-- begin RECORDED DATA --

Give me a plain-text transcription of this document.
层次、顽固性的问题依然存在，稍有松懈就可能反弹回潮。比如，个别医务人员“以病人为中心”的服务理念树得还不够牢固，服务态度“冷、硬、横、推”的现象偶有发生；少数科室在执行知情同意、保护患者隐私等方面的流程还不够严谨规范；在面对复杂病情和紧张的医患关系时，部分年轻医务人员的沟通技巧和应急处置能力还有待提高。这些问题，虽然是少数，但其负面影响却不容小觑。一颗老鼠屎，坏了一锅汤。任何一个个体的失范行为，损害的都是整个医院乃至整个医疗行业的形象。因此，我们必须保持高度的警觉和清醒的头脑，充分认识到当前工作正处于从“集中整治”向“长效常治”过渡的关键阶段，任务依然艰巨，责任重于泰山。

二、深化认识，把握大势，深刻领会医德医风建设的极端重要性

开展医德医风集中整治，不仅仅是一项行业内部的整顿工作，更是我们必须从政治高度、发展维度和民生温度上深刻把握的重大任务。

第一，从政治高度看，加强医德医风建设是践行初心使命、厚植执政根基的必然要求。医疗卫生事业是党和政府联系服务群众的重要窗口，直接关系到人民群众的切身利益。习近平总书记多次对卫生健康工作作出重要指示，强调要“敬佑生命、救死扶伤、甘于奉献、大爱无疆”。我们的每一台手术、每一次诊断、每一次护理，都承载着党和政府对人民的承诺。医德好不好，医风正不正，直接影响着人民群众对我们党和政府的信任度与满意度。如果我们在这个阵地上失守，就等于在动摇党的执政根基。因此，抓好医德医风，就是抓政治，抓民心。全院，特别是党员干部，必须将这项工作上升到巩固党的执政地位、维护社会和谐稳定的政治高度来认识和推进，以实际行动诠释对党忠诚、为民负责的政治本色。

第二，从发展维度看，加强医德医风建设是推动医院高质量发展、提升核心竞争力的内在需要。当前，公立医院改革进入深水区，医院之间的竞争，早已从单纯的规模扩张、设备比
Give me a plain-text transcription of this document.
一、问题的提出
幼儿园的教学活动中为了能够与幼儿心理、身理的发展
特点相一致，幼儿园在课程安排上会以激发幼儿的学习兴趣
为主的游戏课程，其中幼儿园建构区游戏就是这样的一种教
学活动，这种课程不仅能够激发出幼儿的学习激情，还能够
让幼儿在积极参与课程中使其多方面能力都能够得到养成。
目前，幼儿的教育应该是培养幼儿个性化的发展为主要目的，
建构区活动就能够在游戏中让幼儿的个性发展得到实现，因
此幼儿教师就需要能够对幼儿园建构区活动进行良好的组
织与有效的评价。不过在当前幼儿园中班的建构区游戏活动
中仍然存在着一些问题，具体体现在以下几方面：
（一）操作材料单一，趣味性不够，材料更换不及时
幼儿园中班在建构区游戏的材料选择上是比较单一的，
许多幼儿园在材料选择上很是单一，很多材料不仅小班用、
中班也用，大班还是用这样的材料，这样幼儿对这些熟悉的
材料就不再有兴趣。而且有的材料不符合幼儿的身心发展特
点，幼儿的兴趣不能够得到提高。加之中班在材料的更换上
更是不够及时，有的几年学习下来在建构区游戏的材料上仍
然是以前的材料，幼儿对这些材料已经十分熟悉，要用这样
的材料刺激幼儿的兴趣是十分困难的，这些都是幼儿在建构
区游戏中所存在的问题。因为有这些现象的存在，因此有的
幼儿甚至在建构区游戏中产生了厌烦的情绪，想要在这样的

-- end RECORDED DATA --

Transcribe every entry exactly.

Give me a plain-text transcription of this document.
层次、顽固性的问题依然存在，稍有松懈就可能反弹回潮。比如，个别医务人员“以病人为中心”的服务理念树得还不够牢固，服务态度“冷、硬、横、推”的现象偶有发生；少数科室在执行知情同意、保护患者隐私等方面的流程还不够严谨规范；在面对复杂病情和紧张的医患关系时，部分年轻医务人员的沟通技巧和应急处置能力还有待提高。这些问题，虽然是少数，但其负面影响却不容小觑。一颗老鼠屎，坏了一锅汤。任何一个个体的失范行为，损害的都是整个医院乃至整个医疗行业的形象。因此，我们必须保持高度的警觉和清醒的头脑，充分认识到当前工作正处于从“集中整治”向“长效常治”过渡的关键阶段，任务依然艰巨，责任重于泰山。

二、深化认识，把握大势，深刻领会医德医风建设的极端重要性

开展医德医风集中整治，不仅仅是一项行业内部的整顿工作，更是我们必须从政治高度、发展维度和民生温度上深刻把握的重大任务。

第一，从政治高度看，加强医德医风建设是践行初心使命、厚植执政根基的必然要求。医疗卫生事业是党和政府联系服务群众的重要窗口，直接关系到人民群众的切身利益。习近平总书记多次对卫生健康工作作出重要指示，强调要“敬佑生命、救死扶伤、甘于奉献、大爱无疆”。我们的每一台手术、每一次诊断、每一次护理，都承载着党和政府对人民的承诺。医德好不好，医风正不正，直接影响着人民群众对我们党和政府的信任度与满意度。如果我们在这个阵地上失守，就等于在动摇党的执政根基。因此，抓好医德医风，就是抓政治，抓民心。全院，特别是党员干部，必须将这项工作上升到巩固党的执政地位、维护社会和谐稳定的政治高度来认识和推进，以实际行动诠释对党忠诚、为民负责的政治本色。

第二，从发展维度看，加强医德医风建设是推动医院高质量发展、提升核心竞争力的内在需要。当前，公立医院改革进入深水区，医院之间的竞争，早已从单纯的规模扩张、设备比
Give me a plain-text transcription of this document.
一、问题的提出
幼儿园的教学活动中为了能够与幼儿心理、身理的发展
特点相一致，幼儿园在课程安排上会以激发幼儿的学习兴趣
为主的游戏课程，其中幼儿园建构区游戏就是这样的一种教
学活动，这种课程不仅能够激发出幼儿的学习激情，还能够
让幼儿在积极参与课程中使其多方面能力都能够得到养成。
目前，幼儿的教育应该是培养幼儿个性化的发展为主要目的，
建构区活动就能够在游戏中让幼儿的个性发展得到实现，因
此幼儿教师就需要能够对幼儿园建构区活动进行良好的组
织与有效的评价。不过在当前幼儿园中班的建构区游戏活动
中仍然存在着一些问题，具体体现在以下几方面：
（一）操作材料单一，趣味性不够，材料更换不及时
幼儿园中班在建构区游戏的材料选择上是比较单一的，
许多幼儿园在材料选择上很是单一，很多材料不仅小班用、
中班也用，大班还是用这样的材料，这样幼儿对这些熟悉的
材料就不再有兴趣。而且有的材料不符合幼儿的身心发展特
点，幼儿的兴趣不能够得到提高。加之中班在材料的更换上
更是不够及时，有的几年学习下来在建构区游戏的材料上仍
然是以前的材料，幼儿对这些材料已经十分熟悉，要用这样
的材料刺激幼儿的兴趣是十分困难的，这些都是幼儿在建构
区游戏中所存在的问题。因为有这些现象的存在，因此有的
幼儿甚至在建构区游戏中产生了厌烦的情绪，想要在这样的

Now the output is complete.